_What needs to be done_. Copy all lines that contain the word "Министерство".

_Data provided_.
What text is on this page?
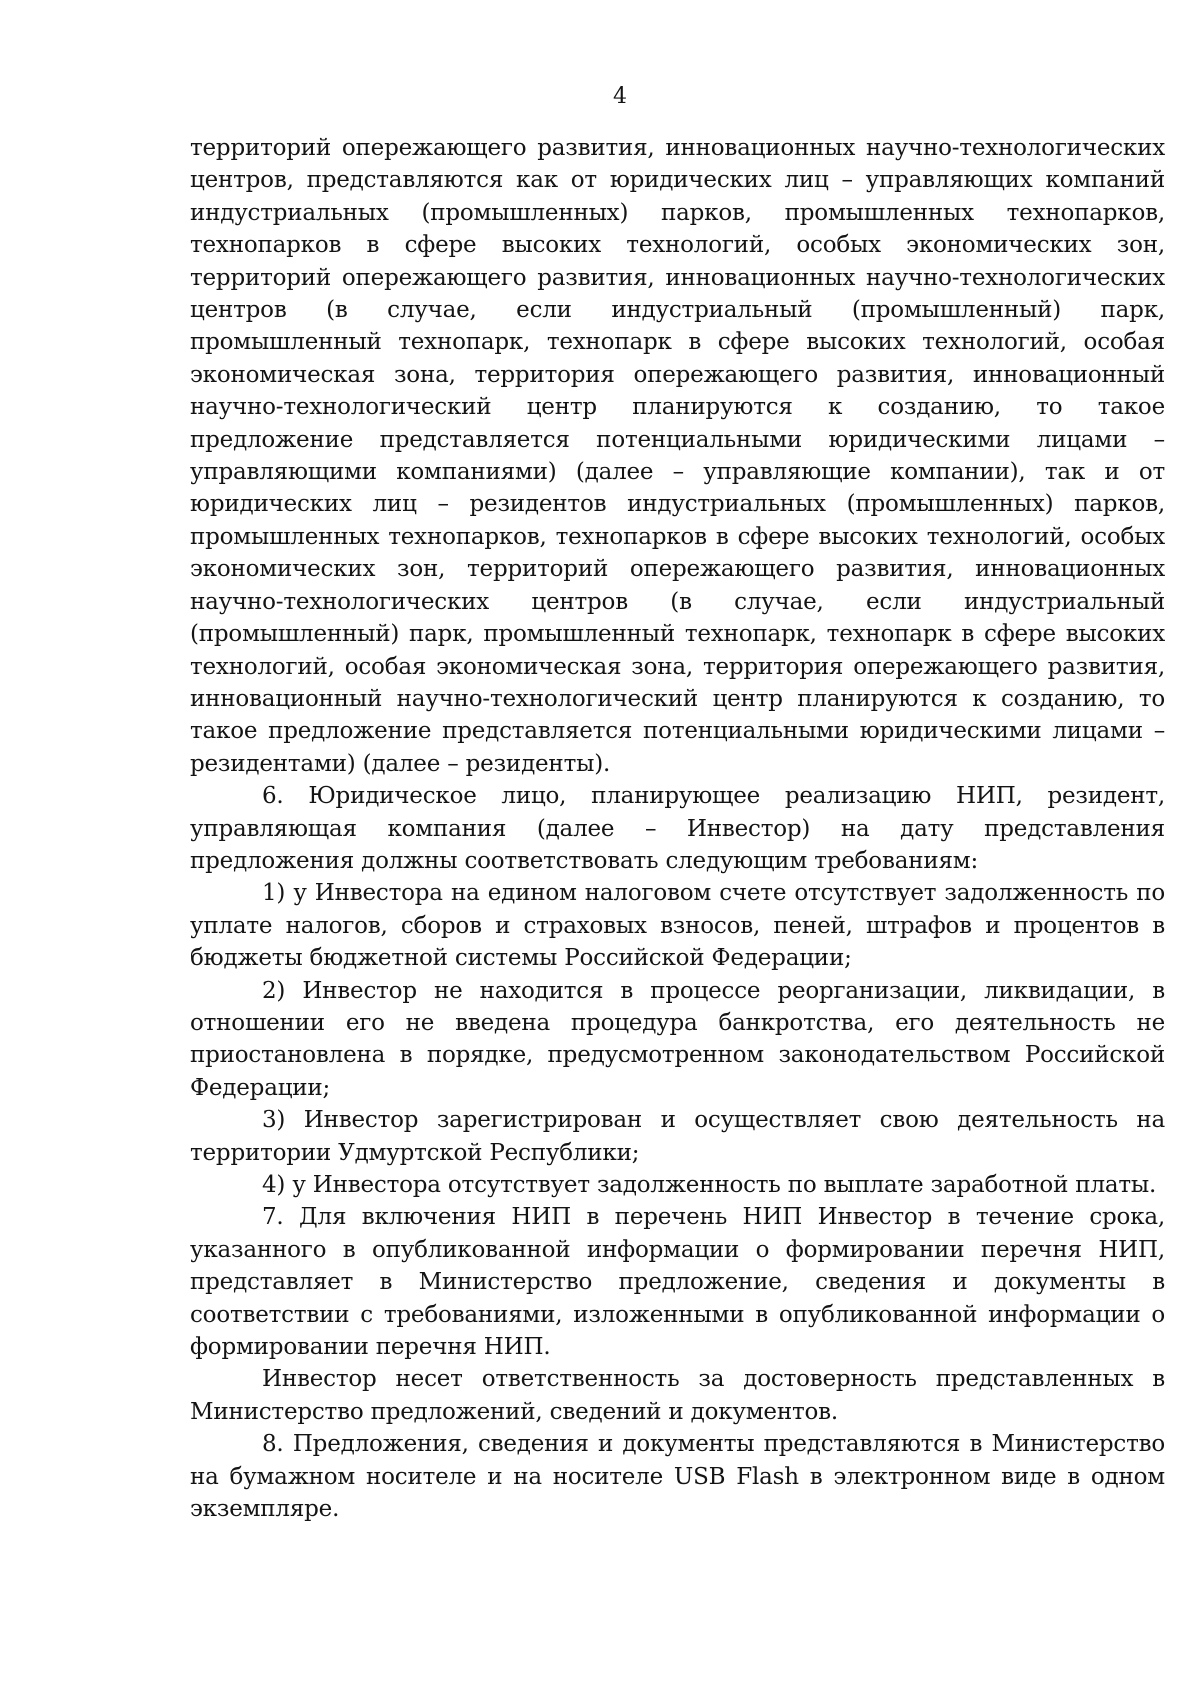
4

территорий опережающего развития, инновационных научно-технологических центров, представляются как от юридических лиц – управляющих компаний индустриальных (промышленных) парков, промышленных технопарков, технопарков в сфере высоких технологий, особых экономических зон, территорий опережающего развития, инновационных научно-технологических центров (в случае, если индустриальный (промышленный) парк, промышленный технопарк, технопарк в сфере высоких технологий, особая экономическая зона, территория опережающего развития, инновационный научно-технологический центр планируются к созданию, то такое предложение представляется потенциальными юридическими лицами – управляющими компаниями) (далее – управляющие компании), так и от юридических лиц – резидентов индустриальных (промышленных) парков, промышленных технопарков, технопарков в сфере высоких технологий, особых экономических зон, территорий опережающего развития, инновационных научно-технологических центров (в случае, если индустриальный (промышленный) парк, промышленный технопарк, технопарк в сфере высоких технологий, особая экономическая зона, территория опережающего развития, инновационный научно-технологический центр планируются к созданию, то такое предложение представляется потенциальными юридическими лицами – резидентами) (далее – резиденты).

6. Юридическое лицо, планирующее реализацию НИП, резидент, управляющая компания (далее – Инвестор) на дату представления предложения должны соответствовать следующим требованиям:

1) у Инвестора на едином налоговом счете отсутствует задолженность по уплате налогов, сборов и страховых взносов, пеней, штрафов и процентов в бюджеты бюджетной системы Российской Федерации;

2) Инвестор не находится в процессе реорганизации, ликвидации, в отношении его не введена процедура банкротства, его деятельность не приостановлена в порядке, предусмотренном законодательством Российской Федерации;

3) Инвестор зарегистрирован и осуществляет свою деятельность на территории Удмуртской Республики;

4) у Инвестора отсутствует задолженность по выплате заработной платы.

7. Для включения НИП в перечень НИП Инвестор в течение срока, указанного в опубликованной информации о формировании перечня НИП, представляет в Министерство предложение, сведения и документы в соответствии с требованиями, изложенными в опубликованной информации о формировании перечня НИП.

Инвестор несет ответственность за достоверность представленных в Министерство предложений, сведений и документов.

8. Предложения, сведения и документы представляются в Министерство на бумажном носителе и на носителе USB Flash в электронном виде в одном экземпляре.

_Solution for this problem_.
7. Для включения НИП в перечень НИП Инвестор в течение срока, указанного в опубликованной информации о формировании перечня НИП, представляет в Министерство предложение, сведения и документы в соответствии с требованиями, изложенными в опубликованной информации о формировании перечня НИП.
Инвестор несет ответственность за достоверность представленных в Министерство предложений, сведений и документов.
8. Предложения, сведения и документы представляются в Министерство на бумажном носителе и на носителе USB Flash в электронном виде в одном экземпляре.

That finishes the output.